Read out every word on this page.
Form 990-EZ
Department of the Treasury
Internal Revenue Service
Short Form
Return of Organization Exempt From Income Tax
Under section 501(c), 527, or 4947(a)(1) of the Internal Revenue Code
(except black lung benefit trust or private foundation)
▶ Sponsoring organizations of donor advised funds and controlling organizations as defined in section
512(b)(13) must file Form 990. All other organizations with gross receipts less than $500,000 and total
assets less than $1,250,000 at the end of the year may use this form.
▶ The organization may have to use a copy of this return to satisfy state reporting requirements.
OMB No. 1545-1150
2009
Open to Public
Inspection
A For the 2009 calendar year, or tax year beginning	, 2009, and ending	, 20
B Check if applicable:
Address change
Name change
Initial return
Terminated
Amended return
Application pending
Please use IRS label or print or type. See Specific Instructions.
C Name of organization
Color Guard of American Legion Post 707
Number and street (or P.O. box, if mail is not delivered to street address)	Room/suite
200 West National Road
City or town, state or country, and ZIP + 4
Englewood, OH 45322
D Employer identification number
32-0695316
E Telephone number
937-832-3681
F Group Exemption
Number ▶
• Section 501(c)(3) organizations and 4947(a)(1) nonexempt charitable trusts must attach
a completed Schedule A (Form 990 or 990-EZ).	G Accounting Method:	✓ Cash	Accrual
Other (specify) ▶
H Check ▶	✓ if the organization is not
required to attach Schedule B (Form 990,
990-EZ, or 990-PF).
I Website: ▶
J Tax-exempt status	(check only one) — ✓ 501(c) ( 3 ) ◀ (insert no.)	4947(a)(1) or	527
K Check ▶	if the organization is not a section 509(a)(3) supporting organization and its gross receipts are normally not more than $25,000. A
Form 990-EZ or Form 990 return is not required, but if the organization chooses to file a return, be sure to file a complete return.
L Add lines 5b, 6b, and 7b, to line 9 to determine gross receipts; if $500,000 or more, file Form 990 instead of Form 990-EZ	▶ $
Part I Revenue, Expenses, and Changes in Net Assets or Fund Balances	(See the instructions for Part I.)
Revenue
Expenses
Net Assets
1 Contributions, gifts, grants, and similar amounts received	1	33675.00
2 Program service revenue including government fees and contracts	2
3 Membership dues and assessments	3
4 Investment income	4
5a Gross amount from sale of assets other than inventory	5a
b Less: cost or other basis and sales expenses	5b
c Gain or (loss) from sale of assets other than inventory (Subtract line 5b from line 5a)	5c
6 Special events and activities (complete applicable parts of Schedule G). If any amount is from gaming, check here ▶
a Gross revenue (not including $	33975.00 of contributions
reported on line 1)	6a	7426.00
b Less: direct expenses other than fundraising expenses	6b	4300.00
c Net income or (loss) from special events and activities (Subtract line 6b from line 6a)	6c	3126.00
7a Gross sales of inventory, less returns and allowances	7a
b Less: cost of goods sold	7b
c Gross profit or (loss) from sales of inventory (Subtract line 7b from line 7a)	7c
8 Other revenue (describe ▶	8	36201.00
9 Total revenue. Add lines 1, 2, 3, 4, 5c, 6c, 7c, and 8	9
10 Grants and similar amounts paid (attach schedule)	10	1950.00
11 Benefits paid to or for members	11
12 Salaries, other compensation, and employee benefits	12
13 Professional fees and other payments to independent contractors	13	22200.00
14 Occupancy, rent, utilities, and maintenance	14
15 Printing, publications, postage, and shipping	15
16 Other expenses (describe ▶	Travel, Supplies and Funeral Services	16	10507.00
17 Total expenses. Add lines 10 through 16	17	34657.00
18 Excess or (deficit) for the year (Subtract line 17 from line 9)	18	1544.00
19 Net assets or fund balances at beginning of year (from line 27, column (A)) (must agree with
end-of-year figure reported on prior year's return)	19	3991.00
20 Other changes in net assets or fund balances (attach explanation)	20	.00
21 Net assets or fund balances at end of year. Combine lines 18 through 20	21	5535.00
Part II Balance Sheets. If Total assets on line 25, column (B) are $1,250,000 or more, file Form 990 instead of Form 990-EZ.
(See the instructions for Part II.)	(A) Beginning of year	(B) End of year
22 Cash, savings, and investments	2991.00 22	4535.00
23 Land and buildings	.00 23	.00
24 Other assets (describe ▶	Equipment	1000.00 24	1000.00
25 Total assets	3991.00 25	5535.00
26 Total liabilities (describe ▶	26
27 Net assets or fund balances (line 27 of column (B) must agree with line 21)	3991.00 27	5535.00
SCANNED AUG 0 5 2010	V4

━━━━━━━━━━━━━━━━━━━━

Repeat the records above exactly.

**Completed task:**
Read out every word on this page.
Form 990-EZ
Department of the Treasury
Internal Revenue Service
Short Form
Return of Organization Exempt From Income Tax
Under section 501(c), 527, or 4947(a)(1) of the Internal Revenue Code
(except black lung benefit trust or private foundation)
▶ Sponsoring organizations of donor advised funds and controlling organizations as defined in section
512(b)(13) must file Form 990. All other organizations with gross receipts less than $500,000 and total
assets less than $1,250,000 at the end of the year may use this form.
▶ The organization may have to use a copy of this return to satisfy state reporting requirements.
OMB No. 1545-1150
2009
Open to Public
Inspection
A For the 2009 calendar year, or tax year beginning	, 2009, and ending	, 20
B Check if applicable:
Address change
Name change
Initial return
Terminated
Amended return
Application pending
Please use IRS label or print or type. See Specific Instructions.
C Name of organization
Color Guard of American Legion Post 707
Number and street (or P.O. box, if mail is not delivered to street address)	Room/suite
200 West National Road
City or town, state or country, and ZIP + 4
Englewood, OH 45322
D Employer identification number
32-0695316
E Telephone number
937-832-3681
F Group Exemption
Number ▶
• Section 501(c)(3) organizations and 4947(a)(1) nonexempt charitable trusts must attach
a completed Schedule A (Form 990 or 990-EZ).	G Accounting Method:	✓ Cash	Accrual
Other (specify) ▶
H Check ▶	✓ if the organization is not
required to attach Schedule B (Form 990,
990-EZ, or 990-PF).
I Website: ▶
J Tax-exempt status	(check only one) — ✓ 501(c) ( 3 ) ◀ (insert no.)	4947(a)(1) or	527
K Check ▶	if the organization is not a section 509(a)(3) supporting organization and its gross receipts are normally not more than $25,000. A
Form 990-EZ or Form 990 return is not required, but if the organization chooses to file a return, be sure to file a complete return.
L Add lines 5b, 6b, and 7b, to line 9 to determine gross receipts; if $500,000 or more, file Form 990 instead of Form 990-EZ	▶ $
Part I Revenue, Expenses, and Changes in Net Assets or Fund Balances	(See the instructions for Part I.)
Revenue
Expenses
Net Assets
1 Contributions, gifts, grants, and similar amounts received	1	33675.00
2 Program service revenue including government fees and contracts	2
3 Membership dues and assessments	3
4 Investment income	4
5a Gross amount from sale of assets other than inventory	5a
b Less: cost or other basis and sales expenses	5b
c Gain or (loss) from sale of assets other than inventory (Subtract line 5b from line 5a)	5c
6 Special events and activities (complete applicable parts of Schedule G). If any amount is from gaming, check here ▶
a Gross revenue (not including $	33975.00 of contributions
reported on line 1)	6a	7426.00
b Less: direct expenses other than fundraising expenses	6b	4300.00
c Net income or (loss) from special events and activities (Subtract line 6b from line 6a)	6c	3126.00
7a Gross sales of inventory, less returns and allowances	7a
b Less: cost of goods sold	7b
c Gross profit or (loss) from sales of inventory (Subtract line 7b from line 7a)	7c
8 Other revenue (describe ▶	8	36201.00
9 Total revenue. Add lines 1, 2, 3, 4, 5c, 6c, 7c, and 8	9
10 Grants and similar amounts paid (attach schedule)	10	1950.00
11 Benefits paid to or for members	11
12 Salaries, other compensation, and employee benefits	12
13 Professional fees and other payments to independent contractors	13	22200.00
14 Occupancy, rent, utilities, and maintenance	14
15 Printing, publications, postage, and shipping	15
16 Other expenses (describe ▶	Travel, Supplies and Funeral Services	16	10507.00
17 Total expenses. Add lines 10 through 16	17	34657.00
18 Excess or (deficit) for the year (Subtract line 17 from line 9)	18	1544.00
19 Net assets or fund balances at beginning of year (from line 27, column (A)) (must agree with
end-of-year figure reported on prior year's return)	19	3991.00
20 Other changes in net assets or fund balances (attach explanation)	20	.00
21 Net assets or fund balances at end of year. Combine lines 18 through 20	21	5535.00
Part II Balance Sheets. If Total assets on line 25, column (B) are $1,250,000 or more, file Form 990 instead of Form 990-EZ.
(See the instructions for Part II.)	(A) Beginning of year	(B) End of year
22 Cash, savings, and investments	2991.00 22	4535.00
23 Land and buildings	.00 23	.00
24 Other assets (describe ▶	Equipment	1000.00 24	1000.00
25 Total assets	3991.00 25	5535.00
26 Total liabilities (describe ▶	26
27 Net assets or fund balances (line 27 of column (B) must agree with line 21)	3991.00 27	5535.00
SCANNED AUG 0 5 2010	V4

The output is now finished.